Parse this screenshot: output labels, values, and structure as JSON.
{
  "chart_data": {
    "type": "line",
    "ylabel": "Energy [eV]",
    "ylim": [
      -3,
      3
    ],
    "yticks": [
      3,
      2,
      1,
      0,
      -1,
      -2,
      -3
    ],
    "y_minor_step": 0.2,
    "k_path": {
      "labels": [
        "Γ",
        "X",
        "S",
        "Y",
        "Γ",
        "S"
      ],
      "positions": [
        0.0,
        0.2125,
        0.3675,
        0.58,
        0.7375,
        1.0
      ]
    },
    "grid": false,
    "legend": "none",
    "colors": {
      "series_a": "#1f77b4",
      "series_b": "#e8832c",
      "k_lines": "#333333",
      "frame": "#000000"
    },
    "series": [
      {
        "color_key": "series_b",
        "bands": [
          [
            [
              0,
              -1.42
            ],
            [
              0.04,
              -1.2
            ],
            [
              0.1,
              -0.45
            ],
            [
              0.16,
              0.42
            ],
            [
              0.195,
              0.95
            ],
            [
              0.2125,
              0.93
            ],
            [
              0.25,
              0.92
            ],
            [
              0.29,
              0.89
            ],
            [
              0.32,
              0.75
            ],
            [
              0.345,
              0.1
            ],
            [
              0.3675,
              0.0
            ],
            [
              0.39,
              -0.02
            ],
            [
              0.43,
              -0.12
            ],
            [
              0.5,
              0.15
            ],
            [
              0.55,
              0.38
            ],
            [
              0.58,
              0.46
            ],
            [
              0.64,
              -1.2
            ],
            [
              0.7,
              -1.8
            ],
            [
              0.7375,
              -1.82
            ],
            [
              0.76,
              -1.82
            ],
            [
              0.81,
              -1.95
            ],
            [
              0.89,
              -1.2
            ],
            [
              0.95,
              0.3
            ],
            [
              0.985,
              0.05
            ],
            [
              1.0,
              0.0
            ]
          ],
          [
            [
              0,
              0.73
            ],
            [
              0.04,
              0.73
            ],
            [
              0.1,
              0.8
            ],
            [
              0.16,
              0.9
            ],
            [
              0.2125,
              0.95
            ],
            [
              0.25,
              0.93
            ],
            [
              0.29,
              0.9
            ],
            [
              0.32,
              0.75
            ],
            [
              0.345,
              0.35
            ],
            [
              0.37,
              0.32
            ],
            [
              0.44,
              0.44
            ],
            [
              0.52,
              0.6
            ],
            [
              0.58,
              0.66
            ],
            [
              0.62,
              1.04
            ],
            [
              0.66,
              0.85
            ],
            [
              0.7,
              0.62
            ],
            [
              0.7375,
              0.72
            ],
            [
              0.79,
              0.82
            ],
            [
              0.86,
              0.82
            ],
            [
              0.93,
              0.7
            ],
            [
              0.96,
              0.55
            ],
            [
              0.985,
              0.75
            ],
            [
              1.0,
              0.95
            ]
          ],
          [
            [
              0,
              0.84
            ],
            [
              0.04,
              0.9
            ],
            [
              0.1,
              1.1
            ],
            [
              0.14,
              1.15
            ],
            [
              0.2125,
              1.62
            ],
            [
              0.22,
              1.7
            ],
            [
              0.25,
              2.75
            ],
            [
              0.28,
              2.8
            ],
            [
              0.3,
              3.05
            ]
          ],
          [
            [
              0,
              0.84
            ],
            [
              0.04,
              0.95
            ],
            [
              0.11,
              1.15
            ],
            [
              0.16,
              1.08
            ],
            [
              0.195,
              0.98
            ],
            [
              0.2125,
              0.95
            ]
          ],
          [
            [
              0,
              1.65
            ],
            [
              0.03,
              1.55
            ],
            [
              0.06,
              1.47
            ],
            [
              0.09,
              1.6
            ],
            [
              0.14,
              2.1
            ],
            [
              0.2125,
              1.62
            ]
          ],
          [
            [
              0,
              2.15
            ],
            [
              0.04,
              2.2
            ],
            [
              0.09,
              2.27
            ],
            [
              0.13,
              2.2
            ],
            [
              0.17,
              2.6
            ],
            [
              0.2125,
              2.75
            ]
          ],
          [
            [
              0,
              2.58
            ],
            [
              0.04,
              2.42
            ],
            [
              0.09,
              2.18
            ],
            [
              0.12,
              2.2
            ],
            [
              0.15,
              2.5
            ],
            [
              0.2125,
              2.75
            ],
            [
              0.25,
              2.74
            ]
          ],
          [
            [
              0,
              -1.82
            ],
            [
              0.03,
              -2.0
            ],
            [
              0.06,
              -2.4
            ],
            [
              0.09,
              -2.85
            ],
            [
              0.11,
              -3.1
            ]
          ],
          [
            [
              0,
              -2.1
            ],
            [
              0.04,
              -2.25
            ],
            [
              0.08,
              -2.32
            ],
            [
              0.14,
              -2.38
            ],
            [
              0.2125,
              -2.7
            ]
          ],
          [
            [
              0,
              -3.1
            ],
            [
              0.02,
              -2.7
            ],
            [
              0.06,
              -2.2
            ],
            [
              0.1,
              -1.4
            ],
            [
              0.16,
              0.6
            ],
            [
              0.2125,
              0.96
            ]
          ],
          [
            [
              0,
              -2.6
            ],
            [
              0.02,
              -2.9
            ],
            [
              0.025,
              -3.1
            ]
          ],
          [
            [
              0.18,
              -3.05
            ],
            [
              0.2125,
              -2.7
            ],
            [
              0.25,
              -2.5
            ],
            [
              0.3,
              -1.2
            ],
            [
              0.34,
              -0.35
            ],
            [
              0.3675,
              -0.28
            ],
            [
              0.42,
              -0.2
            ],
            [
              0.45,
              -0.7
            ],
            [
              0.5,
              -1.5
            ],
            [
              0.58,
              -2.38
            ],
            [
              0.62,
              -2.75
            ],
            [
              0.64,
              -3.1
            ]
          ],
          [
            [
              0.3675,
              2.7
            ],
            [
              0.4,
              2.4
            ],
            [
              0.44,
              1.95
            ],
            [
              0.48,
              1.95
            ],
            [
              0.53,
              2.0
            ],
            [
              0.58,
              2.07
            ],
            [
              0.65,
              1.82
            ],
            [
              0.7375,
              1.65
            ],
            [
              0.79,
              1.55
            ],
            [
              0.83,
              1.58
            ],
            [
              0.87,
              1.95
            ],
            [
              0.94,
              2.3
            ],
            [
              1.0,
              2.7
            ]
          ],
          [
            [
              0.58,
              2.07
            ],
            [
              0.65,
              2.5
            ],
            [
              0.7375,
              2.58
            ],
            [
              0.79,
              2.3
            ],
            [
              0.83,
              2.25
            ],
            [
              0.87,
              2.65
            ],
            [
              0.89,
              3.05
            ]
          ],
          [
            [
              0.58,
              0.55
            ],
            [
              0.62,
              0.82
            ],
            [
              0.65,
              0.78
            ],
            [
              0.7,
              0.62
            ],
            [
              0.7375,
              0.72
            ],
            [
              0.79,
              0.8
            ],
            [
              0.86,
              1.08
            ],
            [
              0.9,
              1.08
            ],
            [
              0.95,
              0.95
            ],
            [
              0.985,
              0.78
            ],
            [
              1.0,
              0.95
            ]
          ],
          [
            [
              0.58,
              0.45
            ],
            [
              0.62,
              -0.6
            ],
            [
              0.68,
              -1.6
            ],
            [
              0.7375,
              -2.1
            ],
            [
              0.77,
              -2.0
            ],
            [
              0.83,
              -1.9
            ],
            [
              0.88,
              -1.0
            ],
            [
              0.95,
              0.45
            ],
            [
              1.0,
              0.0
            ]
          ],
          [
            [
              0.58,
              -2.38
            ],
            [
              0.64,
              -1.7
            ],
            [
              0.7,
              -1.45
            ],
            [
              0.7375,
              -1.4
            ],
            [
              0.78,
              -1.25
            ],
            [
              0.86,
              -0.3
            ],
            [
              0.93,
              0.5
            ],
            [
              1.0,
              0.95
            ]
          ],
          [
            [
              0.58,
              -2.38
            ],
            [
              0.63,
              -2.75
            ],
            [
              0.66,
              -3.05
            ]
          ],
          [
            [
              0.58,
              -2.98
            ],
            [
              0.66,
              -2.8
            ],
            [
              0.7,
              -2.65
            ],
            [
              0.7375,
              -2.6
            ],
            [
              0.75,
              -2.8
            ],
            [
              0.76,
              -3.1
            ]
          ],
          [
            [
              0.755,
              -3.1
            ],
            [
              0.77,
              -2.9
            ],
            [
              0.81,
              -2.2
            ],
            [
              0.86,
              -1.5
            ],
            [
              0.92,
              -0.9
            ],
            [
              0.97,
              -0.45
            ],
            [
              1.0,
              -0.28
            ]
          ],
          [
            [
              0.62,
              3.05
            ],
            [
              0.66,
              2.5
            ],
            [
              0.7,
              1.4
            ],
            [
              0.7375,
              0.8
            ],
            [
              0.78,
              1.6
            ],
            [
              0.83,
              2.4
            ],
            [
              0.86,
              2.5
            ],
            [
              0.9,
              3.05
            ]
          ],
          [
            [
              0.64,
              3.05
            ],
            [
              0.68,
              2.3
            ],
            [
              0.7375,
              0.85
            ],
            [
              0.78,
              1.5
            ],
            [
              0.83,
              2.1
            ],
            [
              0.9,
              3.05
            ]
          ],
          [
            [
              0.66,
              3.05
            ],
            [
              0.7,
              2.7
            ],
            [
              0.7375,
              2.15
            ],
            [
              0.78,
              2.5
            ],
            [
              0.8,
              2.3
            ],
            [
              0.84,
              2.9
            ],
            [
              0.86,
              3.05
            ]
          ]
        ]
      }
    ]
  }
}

....

Locate all lines in the listing above with the word "labels". Copy them.

▶ Response below
Parse this screenshot: output labels, values, and structure as JSON.
      "labels": [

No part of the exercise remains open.